> _DATA TO PROCESS_:
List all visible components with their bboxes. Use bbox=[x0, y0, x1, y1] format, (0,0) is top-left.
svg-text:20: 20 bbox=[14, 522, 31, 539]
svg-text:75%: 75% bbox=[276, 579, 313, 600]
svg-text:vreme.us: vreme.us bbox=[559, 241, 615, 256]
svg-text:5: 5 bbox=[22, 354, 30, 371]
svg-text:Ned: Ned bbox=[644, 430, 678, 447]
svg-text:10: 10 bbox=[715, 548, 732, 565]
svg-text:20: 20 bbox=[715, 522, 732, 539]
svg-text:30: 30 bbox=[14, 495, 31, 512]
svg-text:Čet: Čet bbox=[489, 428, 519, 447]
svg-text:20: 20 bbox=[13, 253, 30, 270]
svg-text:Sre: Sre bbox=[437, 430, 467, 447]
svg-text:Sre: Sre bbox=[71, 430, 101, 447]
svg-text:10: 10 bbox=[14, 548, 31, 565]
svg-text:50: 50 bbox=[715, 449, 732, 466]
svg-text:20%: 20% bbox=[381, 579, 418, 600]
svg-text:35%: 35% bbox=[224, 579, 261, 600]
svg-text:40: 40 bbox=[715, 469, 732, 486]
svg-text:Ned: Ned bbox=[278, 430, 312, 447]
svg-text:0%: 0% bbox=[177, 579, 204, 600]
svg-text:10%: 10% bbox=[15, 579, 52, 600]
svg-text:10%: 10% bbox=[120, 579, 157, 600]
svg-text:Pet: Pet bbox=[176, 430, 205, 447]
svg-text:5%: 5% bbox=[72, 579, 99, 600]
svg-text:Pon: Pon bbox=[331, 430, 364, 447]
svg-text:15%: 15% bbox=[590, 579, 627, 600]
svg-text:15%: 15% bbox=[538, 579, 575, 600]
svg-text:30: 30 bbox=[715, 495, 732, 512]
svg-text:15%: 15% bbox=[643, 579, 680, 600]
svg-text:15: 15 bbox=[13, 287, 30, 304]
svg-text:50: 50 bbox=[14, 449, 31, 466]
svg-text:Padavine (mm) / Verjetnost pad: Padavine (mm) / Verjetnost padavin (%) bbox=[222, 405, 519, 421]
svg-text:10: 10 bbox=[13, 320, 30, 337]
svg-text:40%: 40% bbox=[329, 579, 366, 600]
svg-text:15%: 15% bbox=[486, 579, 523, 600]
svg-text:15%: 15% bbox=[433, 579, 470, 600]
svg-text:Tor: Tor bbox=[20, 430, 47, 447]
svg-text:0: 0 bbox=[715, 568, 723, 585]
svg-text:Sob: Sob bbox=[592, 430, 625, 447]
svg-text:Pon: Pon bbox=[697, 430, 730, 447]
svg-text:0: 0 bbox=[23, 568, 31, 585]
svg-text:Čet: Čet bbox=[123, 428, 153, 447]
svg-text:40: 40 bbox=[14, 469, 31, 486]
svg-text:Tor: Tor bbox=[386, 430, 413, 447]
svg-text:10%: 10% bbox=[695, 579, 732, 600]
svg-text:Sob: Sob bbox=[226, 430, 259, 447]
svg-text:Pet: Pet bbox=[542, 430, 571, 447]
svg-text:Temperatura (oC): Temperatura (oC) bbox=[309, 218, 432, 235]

> _PROBLEM STATEMENT_: Return every line of the items above without changing a single character, keeping them in their original order.

> _EXERCISE OUTPUT_:
List all visible components with their bboxes. Use bbox=[x0, y0, x1, y1] format, (0,0) is top-left.
svg-text:20: 20 bbox=[14, 522, 31, 539]
svg-text:75%: 75% bbox=[276, 579, 313, 600]
svg-text:vreme.us: vreme.us bbox=[559, 241, 615, 256]
svg-text:5: 5 bbox=[22, 354, 30, 371]
svg-text:Ned: Ned bbox=[644, 430, 678, 447]
svg-text:10: 10 bbox=[715, 548, 732, 565]
svg-text:20: 20 bbox=[715, 522, 732, 539]
svg-text:30: 30 bbox=[14, 495, 31, 512]
svg-text:Čet: Čet bbox=[489, 428, 519, 447]
svg-text:20: 20 bbox=[13, 253, 30, 270]
svg-text:Sre: Sre bbox=[437, 430, 467, 447]
svg-text:Sre: Sre bbox=[71, 430, 101, 447]
svg-text:10: 10 bbox=[14, 548, 31, 565]
svg-text:50: 50 bbox=[715, 449, 732, 466]
svg-text:20%: 20% bbox=[381, 579, 418, 600]
svg-text:35%: 35% bbox=[224, 579, 261, 600]
svg-text:40: 40 bbox=[715, 469, 732, 486]
svg-text:Ned: Ned bbox=[278, 430, 312, 447]
svg-text:0%: 0% bbox=[177, 579, 204, 600]
svg-text:10%: 10% bbox=[15, 579, 52, 600]
svg-text:10%: 10% bbox=[120, 579, 157, 600]
svg-text:Pet: Pet bbox=[176, 430, 205, 447]
svg-text:5%: 5% bbox=[72, 579, 99, 600]
svg-text:Pon: Pon bbox=[331, 430, 364, 447]
svg-text:15%: 15% bbox=[590, 579, 627, 600]
svg-text:15%: 15% bbox=[538, 579, 575, 600]
svg-text:30: 30 bbox=[715, 495, 732, 512]
svg-text:15%: 15% bbox=[643, 579, 680, 600]
svg-text:15: 15 bbox=[13, 287, 30, 304]
svg-text:50: 50 bbox=[14, 449, 31, 466]
svg-text:Padavine (mm) / Verjetnost pad: Padavine (mm) / Verjetnost padavin (%) bbox=[222, 405, 519, 421]
svg-text:10: 10 bbox=[13, 320, 30, 337]
svg-text:40%: 40% bbox=[329, 579, 366, 600]
svg-text:15%: 15% bbox=[486, 579, 523, 600]
svg-text:15%: 15% bbox=[433, 579, 470, 600]
svg-text:Tor: Tor bbox=[20, 430, 47, 447]
svg-text:0: 0 bbox=[715, 568, 723, 585]
svg-text:Sob: Sob bbox=[592, 430, 625, 447]
svg-text:Pon: Pon bbox=[697, 430, 730, 447]
svg-text:0: 0 bbox=[23, 568, 31, 585]
svg-text:Čet: Čet bbox=[123, 428, 153, 447]
svg-text:40: 40 bbox=[14, 469, 31, 486]
svg-text:Tor: Tor bbox=[386, 430, 413, 447]
svg-text:10%: 10% bbox=[695, 579, 732, 600]
svg-text:Sob: Sob bbox=[226, 430, 259, 447]
svg-text:Pet: Pet bbox=[542, 430, 571, 447]
svg-text:Temperatura (oC): Temperatura (oC) bbox=[309, 218, 432, 235]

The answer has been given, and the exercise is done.